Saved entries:
## Begin

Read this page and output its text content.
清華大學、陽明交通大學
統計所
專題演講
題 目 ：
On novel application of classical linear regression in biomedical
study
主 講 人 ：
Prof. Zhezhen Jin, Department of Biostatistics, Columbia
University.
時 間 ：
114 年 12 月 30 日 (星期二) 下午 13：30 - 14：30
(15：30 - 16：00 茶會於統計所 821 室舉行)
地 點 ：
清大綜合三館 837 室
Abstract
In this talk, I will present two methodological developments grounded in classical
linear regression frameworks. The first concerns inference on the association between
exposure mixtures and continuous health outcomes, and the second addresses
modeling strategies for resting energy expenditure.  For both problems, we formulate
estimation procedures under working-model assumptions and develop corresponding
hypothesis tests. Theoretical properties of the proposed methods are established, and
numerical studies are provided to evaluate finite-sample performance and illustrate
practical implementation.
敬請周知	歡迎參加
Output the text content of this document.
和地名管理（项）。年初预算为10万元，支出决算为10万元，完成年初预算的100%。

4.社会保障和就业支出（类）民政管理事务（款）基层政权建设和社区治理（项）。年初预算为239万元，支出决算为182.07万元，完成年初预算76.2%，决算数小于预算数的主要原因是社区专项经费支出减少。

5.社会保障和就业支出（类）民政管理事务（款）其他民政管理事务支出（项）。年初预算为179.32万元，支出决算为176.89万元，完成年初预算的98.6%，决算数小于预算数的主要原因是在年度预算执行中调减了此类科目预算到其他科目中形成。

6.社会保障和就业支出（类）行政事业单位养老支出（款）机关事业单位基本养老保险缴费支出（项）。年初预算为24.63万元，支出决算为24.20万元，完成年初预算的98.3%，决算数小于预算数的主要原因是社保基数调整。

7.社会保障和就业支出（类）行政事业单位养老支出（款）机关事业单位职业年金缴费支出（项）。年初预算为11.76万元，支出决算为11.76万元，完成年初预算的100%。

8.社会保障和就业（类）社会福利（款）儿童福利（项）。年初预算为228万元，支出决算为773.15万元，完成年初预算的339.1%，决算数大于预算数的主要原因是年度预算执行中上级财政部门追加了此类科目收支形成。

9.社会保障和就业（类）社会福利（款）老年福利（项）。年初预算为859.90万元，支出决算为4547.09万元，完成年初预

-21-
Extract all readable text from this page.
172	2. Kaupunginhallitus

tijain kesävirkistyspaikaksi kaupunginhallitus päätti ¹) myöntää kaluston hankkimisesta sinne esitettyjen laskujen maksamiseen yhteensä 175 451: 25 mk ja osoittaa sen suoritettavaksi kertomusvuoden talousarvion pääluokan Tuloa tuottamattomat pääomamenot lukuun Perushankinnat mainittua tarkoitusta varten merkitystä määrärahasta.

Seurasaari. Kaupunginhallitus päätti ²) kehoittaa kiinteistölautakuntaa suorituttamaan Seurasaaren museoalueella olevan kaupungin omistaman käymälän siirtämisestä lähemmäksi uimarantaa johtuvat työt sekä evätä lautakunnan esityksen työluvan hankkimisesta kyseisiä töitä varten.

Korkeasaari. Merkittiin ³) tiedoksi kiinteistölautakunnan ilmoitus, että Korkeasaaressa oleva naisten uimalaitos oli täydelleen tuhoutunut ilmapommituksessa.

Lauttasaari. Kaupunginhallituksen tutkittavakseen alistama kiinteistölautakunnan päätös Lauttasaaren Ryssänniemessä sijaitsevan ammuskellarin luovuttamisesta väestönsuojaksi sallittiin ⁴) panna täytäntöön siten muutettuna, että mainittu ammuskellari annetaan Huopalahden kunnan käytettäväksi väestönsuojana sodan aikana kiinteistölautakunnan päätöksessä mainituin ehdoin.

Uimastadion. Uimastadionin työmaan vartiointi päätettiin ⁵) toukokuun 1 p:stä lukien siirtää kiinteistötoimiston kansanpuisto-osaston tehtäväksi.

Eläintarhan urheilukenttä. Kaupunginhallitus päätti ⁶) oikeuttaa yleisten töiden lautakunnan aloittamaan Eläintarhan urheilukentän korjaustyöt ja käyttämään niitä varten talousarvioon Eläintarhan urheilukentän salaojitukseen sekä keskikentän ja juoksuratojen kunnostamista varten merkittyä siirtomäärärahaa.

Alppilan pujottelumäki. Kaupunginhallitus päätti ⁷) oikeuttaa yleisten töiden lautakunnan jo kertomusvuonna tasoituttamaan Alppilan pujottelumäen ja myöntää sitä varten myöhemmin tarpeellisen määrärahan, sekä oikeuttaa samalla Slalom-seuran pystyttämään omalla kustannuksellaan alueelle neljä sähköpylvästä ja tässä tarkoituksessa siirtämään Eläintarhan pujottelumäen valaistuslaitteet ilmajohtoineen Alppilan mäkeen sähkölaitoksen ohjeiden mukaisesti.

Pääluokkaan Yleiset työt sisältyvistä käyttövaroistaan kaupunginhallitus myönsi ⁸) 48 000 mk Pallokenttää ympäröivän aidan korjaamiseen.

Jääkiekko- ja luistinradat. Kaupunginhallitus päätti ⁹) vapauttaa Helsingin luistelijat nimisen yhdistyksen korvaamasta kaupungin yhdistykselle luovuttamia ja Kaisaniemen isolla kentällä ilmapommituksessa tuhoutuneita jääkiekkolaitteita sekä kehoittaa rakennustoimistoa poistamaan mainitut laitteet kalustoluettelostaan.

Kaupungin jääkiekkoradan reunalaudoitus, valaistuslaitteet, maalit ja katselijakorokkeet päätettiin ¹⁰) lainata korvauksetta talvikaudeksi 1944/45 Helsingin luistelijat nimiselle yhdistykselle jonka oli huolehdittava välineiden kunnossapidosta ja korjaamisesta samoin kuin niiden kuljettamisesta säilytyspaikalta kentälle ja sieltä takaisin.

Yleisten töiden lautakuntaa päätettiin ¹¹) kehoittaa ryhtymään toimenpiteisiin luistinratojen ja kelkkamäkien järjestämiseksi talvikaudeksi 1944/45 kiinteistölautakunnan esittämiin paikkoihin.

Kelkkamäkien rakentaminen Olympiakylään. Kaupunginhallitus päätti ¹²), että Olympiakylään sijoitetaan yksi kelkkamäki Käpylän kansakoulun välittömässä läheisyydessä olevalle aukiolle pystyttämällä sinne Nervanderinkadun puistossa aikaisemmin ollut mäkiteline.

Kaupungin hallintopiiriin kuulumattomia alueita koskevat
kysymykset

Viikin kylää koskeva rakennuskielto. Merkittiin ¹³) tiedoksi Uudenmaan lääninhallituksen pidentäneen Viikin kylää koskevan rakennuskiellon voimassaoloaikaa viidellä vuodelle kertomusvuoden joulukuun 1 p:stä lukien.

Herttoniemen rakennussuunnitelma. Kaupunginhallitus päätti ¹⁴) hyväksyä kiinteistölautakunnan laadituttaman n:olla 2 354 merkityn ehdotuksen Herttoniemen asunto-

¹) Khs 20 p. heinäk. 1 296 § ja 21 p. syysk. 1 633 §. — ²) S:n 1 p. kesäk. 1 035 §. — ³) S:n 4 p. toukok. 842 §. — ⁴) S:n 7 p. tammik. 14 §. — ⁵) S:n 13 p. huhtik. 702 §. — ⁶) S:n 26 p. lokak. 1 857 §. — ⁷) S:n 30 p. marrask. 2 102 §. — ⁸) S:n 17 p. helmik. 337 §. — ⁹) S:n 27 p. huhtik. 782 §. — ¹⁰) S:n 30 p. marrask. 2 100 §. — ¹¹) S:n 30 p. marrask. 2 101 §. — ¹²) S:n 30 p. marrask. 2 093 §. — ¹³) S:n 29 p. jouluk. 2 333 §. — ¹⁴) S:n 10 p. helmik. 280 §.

## End

→ **WORK TO DO**: Quote the material exactly, leaving nothing out.

→ **IN RESPONSE**:
Read this page and output its text content.
清華大學、陽明交通大學
統計所
專題演講
題 目 ：
On novel application of classical linear regression in biomedical
study
主 講 人 ：
Prof. Zhezhen Jin, Department of Biostatistics, Columbia
University.
時 間 ：
114 年 12 月 30 日 (星期二) 下午 13：30 - 14：30
(15：30 - 16：00 茶會於統計所 821 室舉行)
地 點 ：
清大綜合三館 837 室
Abstract
In this talk, I will present two methodological developments grounded in classical
linear regression frameworks. The first concerns inference on the association between
exposure mixtures and continuous health outcomes, and the second addresses
modeling strategies for resting energy expenditure.  For both problems, we formulate
estimation procedures under working-model assumptions and develop corresponding
hypothesis tests. Theoretical properties of the proposed methods are established, and
numerical studies are provided to evaluate finite-sample performance and illustrate
practical implementation.
敬請周知	歡迎參加
Output the text content of this document.
和地名管理（项）。年初预算为10万元，支出决算为10万元，完成年初预算的100%。

4.社会保障和就业支出（类）民政管理事务（款）基层政权建设和社区治理（项）。年初预算为239万元，支出决算为182.07万元，完成年初预算76.2%，决算数小于预算数的主要原因是社区专项经费支出减少。

5.社会保障和就业支出（类）民政管理事务（款）其他民政管理事务支出（项）。年初预算为179.32万元，支出决算为176.89万元，完成年初预算的98.6%，决算数小于预算数的主要原因是在年度预算执行中调减了此类科目预算到其他科目中形成。

6.社会保障和就业支出（类）行政事业单位养老支出（款）机关事业单位基本养老保险缴费支出（项）。年初预算为24.63万元，支出决算为24.20万元，完成年初预算的98.3%，决算数小于预算数的主要原因是社保基数调整。

7.社会保障和就业支出（类）行政事业单位养老支出（款）机关事业单位职业年金缴费支出（项）。年初预算为11.76万元，支出决算为11.76万元，完成年初预算的100%。

8.社会保障和就业（类）社会福利（款）儿童福利（项）。年初预算为228万元，支出决算为773.15万元，完成年初预算的339.1%，决算数大于预算数的主要原因是年度预算执行中上级财政部门追加了此类科目收支形成。

9.社会保障和就业（类）社会福利（款）老年福利（项）。年初预算为859.90万元，支出决算为4547.09万元，完成年初预

-21-
Extract all readable text from this page.
172	2. Kaupunginhallitus

tijain kesävirkistyspaikaksi kaupunginhallitus päätti ¹) myöntää kaluston hankkimisesta sinne esitettyjen laskujen maksamiseen yhteensä 175 451: 25 mk ja osoittaa sen suoritettavaksi kertomusvuoden talousarvion pääluokan Tuloa tuottamattomat pääomamenot lukuun Perushankinnat mainittua tarkoitusta varten merkitystä määrärahasta.

Seurasaari. Kaupunginhallitus päätti ²) kehoittaa kiinteistölautakuntaa suorituttamaan Seurasaaren museoalueella olevan kaupungin omistaman käymälän siirtämisestä lähemmäksi uimarantaa johtuvat työt sekä evätä lautakunnan esityksen työluvan hankkimisesta kyseisiä töitä varten.

Korkeasaari. Merkittiin ³) tiedoksi kiinteistölautakunnan ilmoitus, että Korkeasaaressa oleva naisten uimalaitos oli täydelleen tuhoutunut ilmapommituksessa.

Lauttasaari. Kaupunginhallituksen tutkittavakseen alistama kiinteistölautakunnan päätös Lauttasaaren Ryssänniemessä sijaitsevan ammuskellarin luovuttamisesta väestönsuojaksi sallittiin ⁴) panna täytäntöön siten muutettuna, että mainittu ammuskellari annetaan Huopalahden kunnan käytettäväksi väestönsuojana sodan aikana kiinteistölautakunnan päätöksessä mainituin ehdoin.

Uimastadion. Uimastadionin työmaan vartiointi päätettiin ⁵) toukokuun 1 p:stä lukien siirtää kiinteistötoimiston kansanpuisto-osaston tehtäväksi.

Eläintarhan urheilukenttä. Kaupunginhallitus päätti ⁶) oikeuttaa yleisten töiden lautakunnan aloittamaan Eläintarhan urheilukentän korjaustyöt ja käyttämään niitä varten talousarvioon Eläintarhan urheilukentän salaojitukseen sekä keskikentän ja juoksuratojen kunnostamista varten merkittyä siirtomäärärahaa.

Alppilan pujottelumäki. Kaupunginhallitus päätti ⁷) oikeuttaa yleisten töiden lautakunnan jo kertomusvuonna tasoituttamaan Alppilan pujottelumäen ja myöntää sitä varten myöhemmin tarpeellisen määrärahan, sekä oikeuttaa samalla Slalom-seuran pystyttämään omalla kustannuksellaan alueelle neljä sähköpylvästä ja tässä tarkoituksessa siirtämään Eläintarhan pujottelumäen valaistuslaitteet ilmajohtoineen Alppilan mäkeen sähkölaitoksen ohjeiden mukaisesti.

Pääluokkaan Yleiset työt sisältyvistä käyttövaroistaan kaupunginhallitus myönsi ⁸) 48 000 mk Pallokenttää ympäröivän aidan korjaamiseen.

Jääkiekko- ja luistinradat. Kaupunginhallitus päätti ⁹) vapauttaa Helsingin luistelijat nimisen yhdistyksen korvaamasta kaupungin yhdistykselle luovuttamia ja Kaisaniemen isolla kentällä ilmapommituksessa tuhoutuneita jääkiekkolaitteita sekä kehoittaa rakennustoimistoa poistamaan mainitut laitteet kalustoluettelostaan.

Kaupungin jääkiekkoradan reunalaudoitus, valaistuslaitteet, maalit ja katselijakorokkeet päätettiin ¹⁰) lainata korvauksetta talvikaudeksi 1944/45 Helsingin luistelijat nimiselle yhdistykselle jonka oli huolehdittava välineiden kunnossapidosta ja korjaamisesta samoin kuin niiden kuljettamisesta säilytyspaikalta kentälle ja sieltä takaisin.

Yleisten töiden lautakuntaa päätettiin ¹¹) kehoittaa ryhtymään toimenpiteisiin luistinratojen ja kelkkamäkien järjestämiseksi talvikaudeksi 1944/45 kiinteistölautakunnan esittämiin paikkoihin.

Kelkkamäkien rakentaminen Olympiakylään. Kaupunginhallitus päätti ¹²), että Olympiakylään sijoitetaan yksi kelkkamäki Käpylän kansakoulun välittömässä läheisyydessä olevalle aukiolle pystyttämällä sinne Nervanderinkadun puistossa aikaisemmin ollut mäkiteline.

Kaupungin hallintopiiriin kuulumattomia alueita koskevat
kysymykset

Viikin kylää koskeva rakennuskielto. Merkittiin ¹³) tiedoksi Uudenmaan lääninhallituksen pidentäneen Viikin kylää koskevan rakennuskiellon voimassaoloaikaa viidellä vuodelle kertomusvuoden joulukuun 1 p:stä lukien.

Herttoniemen rakennussuunnitelma. Kaupunginhallitus päätti ¹⁴) hyväksyä kiinteistölautakunnan laadituttaman n:olla 2 354 merkityn ehdotuksen Herttoniemen asunto-

¹) Khs 20 p. heinäk. 1 296 § ja 21 p. syysk. 1 633 §. — ²) S:n 1 p. kesäk. 1 035 §. — ³) S:n 4 p. toukok. 842 §. — ⁴) S:n 7 p. tammik. 14 §. — ⁵) S:n 13 p. huhtik. 702 §. — ⁶) S:n 26 p. lokak. 1 857 §. — ⁷) S:n 30 p. marrask. 2 102 §. — ⁸) S:n 17 p. helmik. 337 §. — ⁹) S:n 27 p. huhtik. 782 §. — ¹⁰) S:n 30 p. marrask. 2 100 §. — ¹¹) S:n 30 p. marrask. 2 101 §. — ¹²) S:n 30 p. marrask. 2 093 §. — ¹³) S:n 29 p. jouluk. 2 333 §. — ¹⁴) S:n 10 p. helmik. 280 §.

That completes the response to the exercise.